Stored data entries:
════════
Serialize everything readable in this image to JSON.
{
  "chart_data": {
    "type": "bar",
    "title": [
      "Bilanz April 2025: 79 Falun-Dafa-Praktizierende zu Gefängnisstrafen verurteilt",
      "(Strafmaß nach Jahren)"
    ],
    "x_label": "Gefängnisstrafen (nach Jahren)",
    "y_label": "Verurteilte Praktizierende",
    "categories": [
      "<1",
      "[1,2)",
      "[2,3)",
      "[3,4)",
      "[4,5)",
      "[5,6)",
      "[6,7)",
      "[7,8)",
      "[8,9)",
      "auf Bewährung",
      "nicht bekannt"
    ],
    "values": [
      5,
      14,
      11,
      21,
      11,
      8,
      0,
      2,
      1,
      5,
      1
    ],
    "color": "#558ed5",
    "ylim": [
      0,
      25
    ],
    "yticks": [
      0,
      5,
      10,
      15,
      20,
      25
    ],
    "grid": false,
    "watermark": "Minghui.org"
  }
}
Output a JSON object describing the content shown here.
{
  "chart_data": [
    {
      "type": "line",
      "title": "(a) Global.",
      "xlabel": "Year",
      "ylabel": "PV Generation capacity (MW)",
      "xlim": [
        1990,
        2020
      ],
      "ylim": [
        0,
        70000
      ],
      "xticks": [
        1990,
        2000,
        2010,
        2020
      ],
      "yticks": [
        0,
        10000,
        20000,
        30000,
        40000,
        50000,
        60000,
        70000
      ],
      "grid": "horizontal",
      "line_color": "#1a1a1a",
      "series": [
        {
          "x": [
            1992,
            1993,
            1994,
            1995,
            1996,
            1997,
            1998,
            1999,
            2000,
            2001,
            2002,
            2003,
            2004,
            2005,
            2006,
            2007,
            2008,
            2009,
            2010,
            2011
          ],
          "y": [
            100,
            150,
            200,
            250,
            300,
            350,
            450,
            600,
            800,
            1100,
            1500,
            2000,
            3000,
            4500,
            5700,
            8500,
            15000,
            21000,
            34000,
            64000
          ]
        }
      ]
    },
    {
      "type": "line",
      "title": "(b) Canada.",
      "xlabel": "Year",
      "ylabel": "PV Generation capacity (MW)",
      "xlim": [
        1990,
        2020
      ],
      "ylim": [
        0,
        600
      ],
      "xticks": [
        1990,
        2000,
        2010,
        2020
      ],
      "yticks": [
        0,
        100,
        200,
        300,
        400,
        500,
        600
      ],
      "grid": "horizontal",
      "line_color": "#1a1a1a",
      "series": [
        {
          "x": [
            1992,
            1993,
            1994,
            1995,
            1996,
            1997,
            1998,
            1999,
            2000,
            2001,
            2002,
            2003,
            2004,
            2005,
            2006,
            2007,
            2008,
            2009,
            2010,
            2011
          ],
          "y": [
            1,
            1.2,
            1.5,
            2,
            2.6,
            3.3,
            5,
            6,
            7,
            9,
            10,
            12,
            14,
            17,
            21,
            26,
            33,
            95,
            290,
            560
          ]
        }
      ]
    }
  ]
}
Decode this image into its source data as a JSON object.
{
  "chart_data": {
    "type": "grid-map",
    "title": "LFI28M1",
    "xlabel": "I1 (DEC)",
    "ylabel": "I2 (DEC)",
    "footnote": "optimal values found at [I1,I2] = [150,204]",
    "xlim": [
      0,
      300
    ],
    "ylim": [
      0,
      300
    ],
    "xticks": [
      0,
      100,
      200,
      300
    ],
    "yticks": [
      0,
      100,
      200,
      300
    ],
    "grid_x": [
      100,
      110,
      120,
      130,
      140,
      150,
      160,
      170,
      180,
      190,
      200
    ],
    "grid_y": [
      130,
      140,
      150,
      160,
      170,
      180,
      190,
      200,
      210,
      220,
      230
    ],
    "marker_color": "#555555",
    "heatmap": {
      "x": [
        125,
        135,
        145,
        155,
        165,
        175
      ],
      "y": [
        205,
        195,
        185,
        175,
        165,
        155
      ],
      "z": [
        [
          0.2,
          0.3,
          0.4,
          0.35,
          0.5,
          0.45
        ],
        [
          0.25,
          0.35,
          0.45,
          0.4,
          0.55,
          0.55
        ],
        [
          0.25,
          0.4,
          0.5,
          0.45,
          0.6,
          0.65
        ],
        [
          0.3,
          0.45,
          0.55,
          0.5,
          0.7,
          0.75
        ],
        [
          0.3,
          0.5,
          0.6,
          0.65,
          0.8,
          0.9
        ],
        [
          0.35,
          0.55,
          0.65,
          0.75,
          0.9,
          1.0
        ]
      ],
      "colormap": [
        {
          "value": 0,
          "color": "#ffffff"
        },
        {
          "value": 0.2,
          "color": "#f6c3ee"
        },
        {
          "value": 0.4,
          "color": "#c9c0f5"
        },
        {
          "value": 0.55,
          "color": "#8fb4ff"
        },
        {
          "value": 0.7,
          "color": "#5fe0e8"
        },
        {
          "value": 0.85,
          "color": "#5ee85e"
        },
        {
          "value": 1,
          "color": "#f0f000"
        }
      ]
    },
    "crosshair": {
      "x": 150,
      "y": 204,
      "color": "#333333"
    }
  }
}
════════
Reproduce the material above exactly; please quote every line of it.

Serialize everything readable in this image to JSON.
{
  "chart_data": {
    "type": "bar",
    "title": [
      "Bilanz April 2025: 79 Falun-Dafa-Praktizierende zu Gefängnisstrafen verurteilt",
      "(Strafmaß nach Jahren)"
    ],
    "x_label": "Gefängnisstrafen (nach Jahren)",
    "y_label": "Verurteilte Praktizierende",
    "categories": [
      "<1",
      "[1,2)",
      "[2,3)",
      "[3,4)",
      "[4,5)",
      "[5,6)",
      "[6,7)",
      "[7,8)",
      "[8,9)",
      "auf Bewährung",
      "nicht bekannt"
    ],
    "values": [
      5,
      14,
      11,
      21,
      11,
      8,
      0,
      2,
      1,
      5,
      1
    ],
    "color": "#558ed5",
    "ylim": [
      0,
      25
    ],
    "yticks": [
      0,
      5,
      10,
      15,
      20,
      25
    ],
    "grid": false,
    "watermark": "Minghui.org"
  }
}
Output a JSON object describing the content shown here.
{
  "chart_data": [
    {
      "type": "line",
      "title": "(a) Global.",
      "xlabel": "Year",
      "ylabel": "PV Generation capacity (MW)",
      "xlim": [
        1990,
        2020
      ],
      "ylim": [
        0,
        70000
      ],
      "xticks": [
        1990,
        2000,
        2010,
        2020
      ],
      "yticks": [
        0,
        10000,
        20000,
        30000,
        40000,
        50000,
        60000,
        70000
      ],
      "grid": "horizontal",
      "line_color": "#1a1a1a",
      "series": [
        {
          "x": [
            1992,
            1993,
            1994,
            1995,
            1996,
            1997,
            1998,
            1999,
            2000,
            2001,
            2002,
            2003,
            2004,
            2005,
            2006,
            2007,
            2008,
            2009,
            2010,
            2011
          ],
          "y": [
            100,
            150,
            200,
            250,
            300,
            350,
            450,
            600,
            800,
            1100,
            1500,
            2000,
            3000,
            4500,
            5700,
            8500,
            15000,
            21000,
            34000,
            64000
          ]
        }
      ]
    },
    {
      "type": "line",
      "title": "(b) Canada.",
      "xlabel": "Year",
      "ylabel": "PV Generation capacity (MW)",
      "xlim": [
        1990,
        2020
      ],
      "ylim": [
        0,
        600
      ],
      "xticks": [
        1990,
        2000,
        2010,
        2020
      ],
      "yticks": [
        0,
        100,
        200,
        300,
        400,
        500,
        600
      ],
      "grid": "horizontal",
      "line_color": "#1a1a1a",
      "series": [
        {
          "x": [
            1992,
            1993,
            1994,
            1995,
            1996,
            1997,
            1998,
            1999,
            2000,
            2001,
            2002,
            2003,
            2004,
            2005,
            2006,
            2007,
            2008,
            2009,
            2010,
            2011
          ],
          "y": [
            1,
            1.2,
            1.5,
            2,
            2.6,
            3.3,
            5,
            6,
            7,
            9,
            10,
            12,
            14,
            17,
            21,
            26,
            33,
            95,
            290,
            560
          ]
        }
      ]
    }
  ]
}
Decode this image into its source data as a JSON object.
{
  "chart_data": {
    "type": "grid-map",
    "title": "LFI28M1",
    "xlabel": "I1 (DEC)",
    "ylabel": "I2 (DEC)",
    "footnote": "optimal values found at [I1,I2] = [150,204]",
    "xlim": [
      0,
      300
    ],
    "ylim": [
      0,
      300
    ],
    "xticks": [
      0,
      100,
      200,
      300
    ],
    "yticks": [
      0,
      100,
      200,
      300
    ],
    "grid_x": [
      100,
      110,
      120,
      130,
      140,
      150,
      160,
      170,
      180,
      190,
      200
    ],
    "grid_y": [
      130,
      140,
      150,
      160,
      170,
      180,
      190,
      200,
      210,
      220,
      230
    ],
    "marker_color": "#555555",
    "heatmap": {
      "x": [
        125,
        135,
        145,
        155,
        165,
        175
      ],
      "y": [
        205,
        195,
        185,
        175,
        165,
        155
      ],
      "z": [
        [
          0.2,
          0.3,
          0.4,
          0.35,
          0.5,
          0.45
        ],
        [
          0.25,
          0.35,
          0.45,
          0.4,
          0.55,
          0.55
        ],
        [
          0.25,
          0.4,
          0.5,
          0.45,
          0.6,
          0.65
        ],
        [
          0.3,
          0.45,
          0.55,
          0.5,
          0.7,
          0.75
        ],
        [
          0.3,
          0.5,
          0.6,
          0.65,
          0.8,
          0.9
        ],
        [
          0.35,
          0.55,
          0.65,
          0.75,
          0.9,
          1.0
        ]
      ],
      "colormap": [
        {
          "value": 0,
          "color": "#ffffff"
        },
        {
          "value": 0.2,
          "color": "#f6c3ee"
        },
        {
          "value": 0.4,
          "color": "#c9c0f5"
        },
        {
          "value": 0.55,
          "color": "#8fb4ff"
        },
        {
          "value": 0.7,
          "color": "#5fe0e8"
        },
        {
          "value": 0.85,
          "color": "#5ee85e"
        },
        {
          "value": 1,
          "color": "#f0f000"
        }
      ]
    },
    "crosshair": {
      "x": 150,
      "y": 204,
      "color": "#333333"
    }
  }
}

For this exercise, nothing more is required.